» **Records**:

● ● ●

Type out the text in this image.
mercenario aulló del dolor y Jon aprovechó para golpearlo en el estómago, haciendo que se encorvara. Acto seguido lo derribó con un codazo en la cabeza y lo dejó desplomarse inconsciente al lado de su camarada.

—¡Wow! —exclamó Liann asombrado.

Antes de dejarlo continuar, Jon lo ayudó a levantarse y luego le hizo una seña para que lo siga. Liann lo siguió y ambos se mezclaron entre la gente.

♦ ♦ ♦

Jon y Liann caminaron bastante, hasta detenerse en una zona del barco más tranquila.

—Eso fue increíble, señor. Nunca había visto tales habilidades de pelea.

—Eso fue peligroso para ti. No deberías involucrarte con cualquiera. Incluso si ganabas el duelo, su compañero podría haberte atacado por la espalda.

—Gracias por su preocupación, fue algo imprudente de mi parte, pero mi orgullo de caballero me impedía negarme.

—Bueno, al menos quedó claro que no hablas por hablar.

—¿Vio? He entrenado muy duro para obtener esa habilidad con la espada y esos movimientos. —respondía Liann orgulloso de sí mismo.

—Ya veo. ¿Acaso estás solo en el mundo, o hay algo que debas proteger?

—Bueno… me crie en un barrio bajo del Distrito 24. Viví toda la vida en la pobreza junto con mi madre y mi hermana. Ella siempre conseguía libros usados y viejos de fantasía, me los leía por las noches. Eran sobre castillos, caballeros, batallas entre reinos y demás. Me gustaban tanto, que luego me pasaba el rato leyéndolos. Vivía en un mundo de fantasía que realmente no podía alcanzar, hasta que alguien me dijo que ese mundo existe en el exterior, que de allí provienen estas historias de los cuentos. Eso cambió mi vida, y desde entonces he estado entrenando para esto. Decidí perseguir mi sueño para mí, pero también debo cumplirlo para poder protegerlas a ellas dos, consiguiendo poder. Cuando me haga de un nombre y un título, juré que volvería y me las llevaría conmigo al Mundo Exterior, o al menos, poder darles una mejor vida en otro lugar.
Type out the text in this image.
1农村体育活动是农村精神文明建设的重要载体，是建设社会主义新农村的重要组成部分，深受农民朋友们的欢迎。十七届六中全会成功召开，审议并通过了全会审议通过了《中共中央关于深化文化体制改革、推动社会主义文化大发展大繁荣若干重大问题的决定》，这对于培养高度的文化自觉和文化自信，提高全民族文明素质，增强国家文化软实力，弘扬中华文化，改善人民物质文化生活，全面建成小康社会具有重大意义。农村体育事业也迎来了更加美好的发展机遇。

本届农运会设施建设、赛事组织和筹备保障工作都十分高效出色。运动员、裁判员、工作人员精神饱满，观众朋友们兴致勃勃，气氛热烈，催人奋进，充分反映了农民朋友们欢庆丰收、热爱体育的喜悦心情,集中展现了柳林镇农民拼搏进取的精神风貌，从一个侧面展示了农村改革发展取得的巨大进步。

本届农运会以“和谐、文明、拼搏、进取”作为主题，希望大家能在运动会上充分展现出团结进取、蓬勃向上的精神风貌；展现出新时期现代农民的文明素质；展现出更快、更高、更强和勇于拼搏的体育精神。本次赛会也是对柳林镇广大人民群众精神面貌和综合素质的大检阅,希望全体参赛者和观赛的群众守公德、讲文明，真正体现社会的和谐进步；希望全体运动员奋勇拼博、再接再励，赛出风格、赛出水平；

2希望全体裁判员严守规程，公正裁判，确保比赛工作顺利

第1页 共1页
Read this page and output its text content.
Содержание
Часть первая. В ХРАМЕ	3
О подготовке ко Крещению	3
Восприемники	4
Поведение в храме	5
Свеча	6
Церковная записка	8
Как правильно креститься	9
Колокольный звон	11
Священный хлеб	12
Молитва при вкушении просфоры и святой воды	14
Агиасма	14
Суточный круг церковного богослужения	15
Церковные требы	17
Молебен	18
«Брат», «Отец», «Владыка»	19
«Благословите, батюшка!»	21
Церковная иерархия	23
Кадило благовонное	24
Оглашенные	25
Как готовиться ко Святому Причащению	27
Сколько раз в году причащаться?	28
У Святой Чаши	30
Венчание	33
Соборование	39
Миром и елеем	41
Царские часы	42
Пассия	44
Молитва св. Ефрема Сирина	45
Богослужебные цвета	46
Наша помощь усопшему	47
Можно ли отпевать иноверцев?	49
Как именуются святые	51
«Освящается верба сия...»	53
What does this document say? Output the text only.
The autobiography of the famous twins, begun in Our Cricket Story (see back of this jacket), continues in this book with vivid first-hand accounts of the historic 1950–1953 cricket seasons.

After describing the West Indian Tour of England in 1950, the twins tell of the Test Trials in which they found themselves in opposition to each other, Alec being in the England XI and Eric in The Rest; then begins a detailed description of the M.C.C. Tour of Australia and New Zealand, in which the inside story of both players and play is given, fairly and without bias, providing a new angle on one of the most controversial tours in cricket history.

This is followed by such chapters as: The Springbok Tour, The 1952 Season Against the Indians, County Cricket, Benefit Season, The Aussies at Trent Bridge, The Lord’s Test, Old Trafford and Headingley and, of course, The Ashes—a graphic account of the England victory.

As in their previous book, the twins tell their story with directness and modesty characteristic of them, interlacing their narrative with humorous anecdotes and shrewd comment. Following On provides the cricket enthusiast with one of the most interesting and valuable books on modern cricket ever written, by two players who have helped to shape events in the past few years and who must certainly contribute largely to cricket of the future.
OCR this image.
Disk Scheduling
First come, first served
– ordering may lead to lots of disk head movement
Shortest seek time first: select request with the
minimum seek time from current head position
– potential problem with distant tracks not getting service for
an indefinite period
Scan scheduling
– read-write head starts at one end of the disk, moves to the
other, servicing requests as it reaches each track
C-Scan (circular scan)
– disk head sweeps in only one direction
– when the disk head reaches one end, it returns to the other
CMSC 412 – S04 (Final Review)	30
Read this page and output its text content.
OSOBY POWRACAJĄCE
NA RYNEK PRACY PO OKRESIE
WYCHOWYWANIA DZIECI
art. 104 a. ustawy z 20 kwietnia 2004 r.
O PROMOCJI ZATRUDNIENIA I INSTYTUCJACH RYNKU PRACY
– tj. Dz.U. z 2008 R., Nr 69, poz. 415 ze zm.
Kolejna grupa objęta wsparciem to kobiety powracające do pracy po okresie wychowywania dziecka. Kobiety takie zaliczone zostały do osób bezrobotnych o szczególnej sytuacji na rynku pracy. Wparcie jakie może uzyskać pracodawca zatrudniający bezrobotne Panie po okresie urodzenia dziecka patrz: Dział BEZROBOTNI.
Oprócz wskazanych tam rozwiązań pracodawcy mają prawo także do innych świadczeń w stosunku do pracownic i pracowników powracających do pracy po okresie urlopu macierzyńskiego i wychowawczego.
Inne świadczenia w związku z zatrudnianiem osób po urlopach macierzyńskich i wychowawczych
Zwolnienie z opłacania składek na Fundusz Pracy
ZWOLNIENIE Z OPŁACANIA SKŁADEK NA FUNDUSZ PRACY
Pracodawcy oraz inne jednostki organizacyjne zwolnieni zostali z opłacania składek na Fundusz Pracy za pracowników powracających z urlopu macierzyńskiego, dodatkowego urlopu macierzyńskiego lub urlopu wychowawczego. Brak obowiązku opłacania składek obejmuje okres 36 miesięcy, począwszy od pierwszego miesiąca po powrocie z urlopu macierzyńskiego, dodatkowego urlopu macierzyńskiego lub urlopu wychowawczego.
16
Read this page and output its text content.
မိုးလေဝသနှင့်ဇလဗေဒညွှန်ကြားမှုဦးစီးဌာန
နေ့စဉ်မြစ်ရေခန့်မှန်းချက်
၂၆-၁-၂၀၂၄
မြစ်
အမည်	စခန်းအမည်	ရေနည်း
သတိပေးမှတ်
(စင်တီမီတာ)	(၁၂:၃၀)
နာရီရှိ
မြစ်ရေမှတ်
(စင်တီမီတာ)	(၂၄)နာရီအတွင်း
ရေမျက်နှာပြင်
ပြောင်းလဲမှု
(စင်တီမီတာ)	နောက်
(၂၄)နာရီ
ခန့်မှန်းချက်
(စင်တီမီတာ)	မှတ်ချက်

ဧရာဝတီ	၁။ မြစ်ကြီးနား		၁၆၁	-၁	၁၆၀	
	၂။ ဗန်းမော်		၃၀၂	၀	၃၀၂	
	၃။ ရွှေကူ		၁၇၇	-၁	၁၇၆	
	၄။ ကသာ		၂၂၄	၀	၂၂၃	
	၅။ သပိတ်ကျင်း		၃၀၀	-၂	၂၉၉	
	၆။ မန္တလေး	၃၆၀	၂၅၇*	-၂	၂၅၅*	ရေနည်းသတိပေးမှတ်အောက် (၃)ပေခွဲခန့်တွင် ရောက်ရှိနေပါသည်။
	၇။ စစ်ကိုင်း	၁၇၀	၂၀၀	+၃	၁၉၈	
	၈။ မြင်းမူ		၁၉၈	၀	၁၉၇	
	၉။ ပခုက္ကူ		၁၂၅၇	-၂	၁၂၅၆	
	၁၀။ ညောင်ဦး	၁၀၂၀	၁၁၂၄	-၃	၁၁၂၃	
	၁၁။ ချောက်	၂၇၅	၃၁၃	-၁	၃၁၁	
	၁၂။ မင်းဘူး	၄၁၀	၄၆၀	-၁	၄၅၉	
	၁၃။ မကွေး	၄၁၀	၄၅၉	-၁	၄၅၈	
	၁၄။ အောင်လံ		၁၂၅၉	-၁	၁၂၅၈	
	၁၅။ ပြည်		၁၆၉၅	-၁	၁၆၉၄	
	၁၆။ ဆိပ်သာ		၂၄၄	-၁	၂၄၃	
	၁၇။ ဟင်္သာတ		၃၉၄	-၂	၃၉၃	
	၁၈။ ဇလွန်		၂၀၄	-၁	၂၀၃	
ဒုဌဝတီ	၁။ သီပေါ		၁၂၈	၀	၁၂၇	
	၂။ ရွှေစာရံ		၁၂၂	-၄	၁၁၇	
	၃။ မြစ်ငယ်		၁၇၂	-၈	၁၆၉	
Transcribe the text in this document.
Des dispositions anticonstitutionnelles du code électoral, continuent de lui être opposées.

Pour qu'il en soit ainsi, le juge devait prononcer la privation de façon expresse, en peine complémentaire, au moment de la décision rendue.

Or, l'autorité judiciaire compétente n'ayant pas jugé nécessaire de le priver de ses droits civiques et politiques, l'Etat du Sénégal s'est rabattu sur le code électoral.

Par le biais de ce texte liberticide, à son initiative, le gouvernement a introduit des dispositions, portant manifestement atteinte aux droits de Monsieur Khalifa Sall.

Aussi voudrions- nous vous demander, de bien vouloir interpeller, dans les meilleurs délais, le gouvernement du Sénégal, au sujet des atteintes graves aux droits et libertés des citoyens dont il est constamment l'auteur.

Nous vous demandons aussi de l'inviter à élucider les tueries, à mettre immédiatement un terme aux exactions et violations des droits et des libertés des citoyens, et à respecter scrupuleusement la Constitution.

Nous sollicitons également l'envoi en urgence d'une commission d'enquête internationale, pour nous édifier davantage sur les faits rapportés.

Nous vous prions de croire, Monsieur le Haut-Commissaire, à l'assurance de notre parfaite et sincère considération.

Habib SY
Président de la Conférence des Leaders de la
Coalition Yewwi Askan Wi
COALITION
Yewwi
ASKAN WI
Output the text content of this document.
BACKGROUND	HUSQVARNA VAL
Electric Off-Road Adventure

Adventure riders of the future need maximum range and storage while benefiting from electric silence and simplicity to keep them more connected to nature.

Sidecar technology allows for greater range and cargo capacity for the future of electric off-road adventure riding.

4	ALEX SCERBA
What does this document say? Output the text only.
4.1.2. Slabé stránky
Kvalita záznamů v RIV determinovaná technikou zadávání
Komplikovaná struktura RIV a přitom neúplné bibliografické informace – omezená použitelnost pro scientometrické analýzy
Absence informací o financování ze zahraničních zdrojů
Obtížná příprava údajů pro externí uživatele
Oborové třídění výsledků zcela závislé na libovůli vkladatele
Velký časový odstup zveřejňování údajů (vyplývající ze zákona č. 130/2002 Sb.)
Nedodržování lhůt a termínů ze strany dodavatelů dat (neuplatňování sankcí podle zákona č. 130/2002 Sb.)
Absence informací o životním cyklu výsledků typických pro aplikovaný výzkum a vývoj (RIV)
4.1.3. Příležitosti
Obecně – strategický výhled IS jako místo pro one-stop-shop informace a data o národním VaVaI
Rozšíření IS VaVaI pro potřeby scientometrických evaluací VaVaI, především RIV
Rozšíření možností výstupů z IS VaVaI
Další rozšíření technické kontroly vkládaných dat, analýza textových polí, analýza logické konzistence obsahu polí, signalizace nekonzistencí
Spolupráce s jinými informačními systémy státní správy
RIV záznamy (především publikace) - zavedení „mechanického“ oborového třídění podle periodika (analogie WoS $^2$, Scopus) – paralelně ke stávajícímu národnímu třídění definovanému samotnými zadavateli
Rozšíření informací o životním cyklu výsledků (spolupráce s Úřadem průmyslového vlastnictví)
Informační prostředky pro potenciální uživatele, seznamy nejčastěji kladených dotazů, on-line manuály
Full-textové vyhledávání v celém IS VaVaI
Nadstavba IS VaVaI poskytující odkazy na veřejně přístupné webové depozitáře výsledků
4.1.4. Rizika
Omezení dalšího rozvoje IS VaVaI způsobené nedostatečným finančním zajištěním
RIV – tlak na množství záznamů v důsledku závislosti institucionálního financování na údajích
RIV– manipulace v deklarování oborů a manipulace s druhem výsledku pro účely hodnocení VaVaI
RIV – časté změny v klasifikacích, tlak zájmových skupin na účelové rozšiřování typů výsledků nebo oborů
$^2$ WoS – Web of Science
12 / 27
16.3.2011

● ● ●

» **Problem statement**: Show every line that contains the word "Scan".

» **Answer**:
Scan scheduling
C-Scan (circular scan)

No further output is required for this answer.